▶
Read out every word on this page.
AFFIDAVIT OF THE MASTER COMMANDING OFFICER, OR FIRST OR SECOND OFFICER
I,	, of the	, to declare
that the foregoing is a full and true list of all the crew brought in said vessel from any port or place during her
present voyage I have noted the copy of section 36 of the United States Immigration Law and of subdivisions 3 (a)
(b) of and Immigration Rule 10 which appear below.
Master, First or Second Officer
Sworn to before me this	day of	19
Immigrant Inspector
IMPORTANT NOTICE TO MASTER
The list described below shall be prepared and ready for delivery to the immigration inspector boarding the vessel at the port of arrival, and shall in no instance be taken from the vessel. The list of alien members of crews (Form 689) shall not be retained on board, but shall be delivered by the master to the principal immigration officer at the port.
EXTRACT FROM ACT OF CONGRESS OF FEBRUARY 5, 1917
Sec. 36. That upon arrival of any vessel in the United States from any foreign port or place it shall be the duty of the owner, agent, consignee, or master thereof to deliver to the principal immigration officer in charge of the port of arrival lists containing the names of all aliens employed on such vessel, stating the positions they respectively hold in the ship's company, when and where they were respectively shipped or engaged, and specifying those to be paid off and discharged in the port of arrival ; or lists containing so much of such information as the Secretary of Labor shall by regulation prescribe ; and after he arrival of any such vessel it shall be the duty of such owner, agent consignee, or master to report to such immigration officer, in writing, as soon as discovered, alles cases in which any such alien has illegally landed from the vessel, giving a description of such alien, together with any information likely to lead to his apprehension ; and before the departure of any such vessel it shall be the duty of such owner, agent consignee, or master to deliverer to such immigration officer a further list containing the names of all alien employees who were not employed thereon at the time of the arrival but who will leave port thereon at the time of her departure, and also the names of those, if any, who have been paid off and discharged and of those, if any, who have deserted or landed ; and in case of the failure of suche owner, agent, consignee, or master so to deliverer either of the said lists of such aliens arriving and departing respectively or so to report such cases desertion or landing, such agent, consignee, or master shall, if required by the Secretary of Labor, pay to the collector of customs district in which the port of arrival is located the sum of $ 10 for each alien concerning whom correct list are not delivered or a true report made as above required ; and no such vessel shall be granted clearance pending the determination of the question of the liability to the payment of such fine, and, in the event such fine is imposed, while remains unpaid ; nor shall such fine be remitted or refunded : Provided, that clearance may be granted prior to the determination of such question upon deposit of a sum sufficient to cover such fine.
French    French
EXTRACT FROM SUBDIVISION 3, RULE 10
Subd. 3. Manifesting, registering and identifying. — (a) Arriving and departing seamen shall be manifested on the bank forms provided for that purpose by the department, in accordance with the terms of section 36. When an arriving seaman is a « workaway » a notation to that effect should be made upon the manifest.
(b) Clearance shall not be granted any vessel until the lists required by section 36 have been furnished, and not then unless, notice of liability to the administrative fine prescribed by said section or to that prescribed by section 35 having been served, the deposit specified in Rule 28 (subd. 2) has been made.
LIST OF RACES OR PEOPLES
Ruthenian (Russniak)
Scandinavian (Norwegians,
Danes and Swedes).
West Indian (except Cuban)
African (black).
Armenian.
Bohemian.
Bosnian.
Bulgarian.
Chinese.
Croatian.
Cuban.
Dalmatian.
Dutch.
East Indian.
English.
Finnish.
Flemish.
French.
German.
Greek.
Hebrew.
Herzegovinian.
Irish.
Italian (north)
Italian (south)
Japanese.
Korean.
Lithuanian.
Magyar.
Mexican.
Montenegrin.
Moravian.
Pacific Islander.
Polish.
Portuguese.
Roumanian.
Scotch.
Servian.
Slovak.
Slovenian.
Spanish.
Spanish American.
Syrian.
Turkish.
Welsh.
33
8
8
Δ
◀
_STATED GOAL_
Output all preceding records character for character.

_EXERCISE OUTPUT_
Read out every word on this page.
AFFIDAVIT OF THE MASTER COMMANDING OFFICER, OR FIRST OR SECOND OFFICER
I,	, of the	, to declare
that the foregoing is a full and true list of all the crew brought in said vessel from any port or place during her
present voyage I have noted the copy of section 36 of the United States Immigration Law and of subdivisions 3 (a)
(b) of and Immigration Rule 10 which appear below.
Master, First or Second Officer
Sworn to before me this	day of	19
Immigrant Inspector
IMPORTANT NOTICE TO MASTER
The list described below shall be prepared and ready for delivery to the immigration inspector boarding the vessel at the port of arrival, and shall in no instance be taken from the vessel. The list of alien members of crews (Form 689) shall not be retained on board, but shall be delivered by the master to the principal immigration officer at the port.
EXTRACT FROM ACT OF CONGRESS OF FEBRUARY 5, 1917
Sec. 36. That upon arrival of any vessel in the United States from any foreign port or place it shall be the duty of the owner, agent, consignee, or master thereof to deliver to the principal immigration officer in charge of the port of arrival lists containing the names of all aliens employed on such vessel, stating the positions they respectively hold in the ship's company, when and where they were respectively shipped or engaged, and specifying those to be paid off and discharged in the port of arrival ; or lists containing so much of such information as the Secretary of Labor shall by regulation prescribe ; and after he arrival of any such vessel it shall be the duty of such owner, agent consignee, or master to report to such immigration officer, in writing, as soon as discovered, alles cases in which any such alien has illegally landed from the vessel, giving a description of such alien, together with any information likely to lead to his apprehension ; and before the departure of any such vessel it shall be the duty of such owner, agent consignee, or master to deliverer to such immigration officer a further list containing the names of all alien employees who were not employed thereon at the time of the arrival but who will leave port thereon at the time of her departure, and also the names of those, if any, who have been paid off and discharged and of those, if any, who have deserted or landed ; and in case of the failure of suche owner, agent, consignee, or master so to deliverer either of the said lists of such aliens arriving and departing respectively or so to report such cases desertion or landing, such agent, consignee, or master shall, if required by the Secretary of Labor, pay to the collector of customs district in which the port of arrival is located the sum of $ 10 for each alien concerning whom correct list are not delivered or a true report made as above required ; and no such vessel shall be granted clearance pending the determination of the question of the liability to the payment of such fine, and, in the event such fine is imposed, while remains unpaid ; nor shall such fine be remitted or refunded : Provided, that clearance may be granted prior to the determination of such question upon deposit of a sum sufficient to cover such fine.
French    French
EXTRACT FROM SUBDIVISION 3, RULE 10
Subd. 3. Manifesting, registering and identifying. — (a) Arriving and departing seamen shall be manifested on the bank forms provided for that purpose by the department, in accordance with the terms of section 36. When an arriving seaman is a « workaway » a notation to that effect should be made upon the manifest.
(b) Clearance shall not be granted any vessel until the lists required by section 36 have been furnished, and not then unless, notice of liability to the administrative fine prescribed by said section or to that prescribed by section 35 having been served, the deposit specified in Rule 28 (subd. 2) has been made.
LIST OF RACES OR PEOPLES
Ruthenian (Russniak)
Scandinavian (Norwegians,
Danes and Swedes).
West Indian (except Cuban)
African (black).
Armenian.
Bohemian.
Bosnian.
Bulgarian.
Chinese.
Croatian.
Cuban.
Dalmatian.
Dutch.
East Indian.
English.
Finnish.
Flemish.
French.
German.
Greek.
Hebrew.
Herzegovinian.
Irish.
Italian (north)
Italian (south)
Japanese.
Korean.
Lithuanian.
Magyar.
Mexican.
Montenegrin.
Moravian.
Pacific Islander.
Polish.
Portuguese.
Roumanian.
Scotch.
Servian.
Slovak.
Slovenian.
Spanish.
Spanish American.
Syrian.
Turkish.
Welsh.
33
8
8
Δ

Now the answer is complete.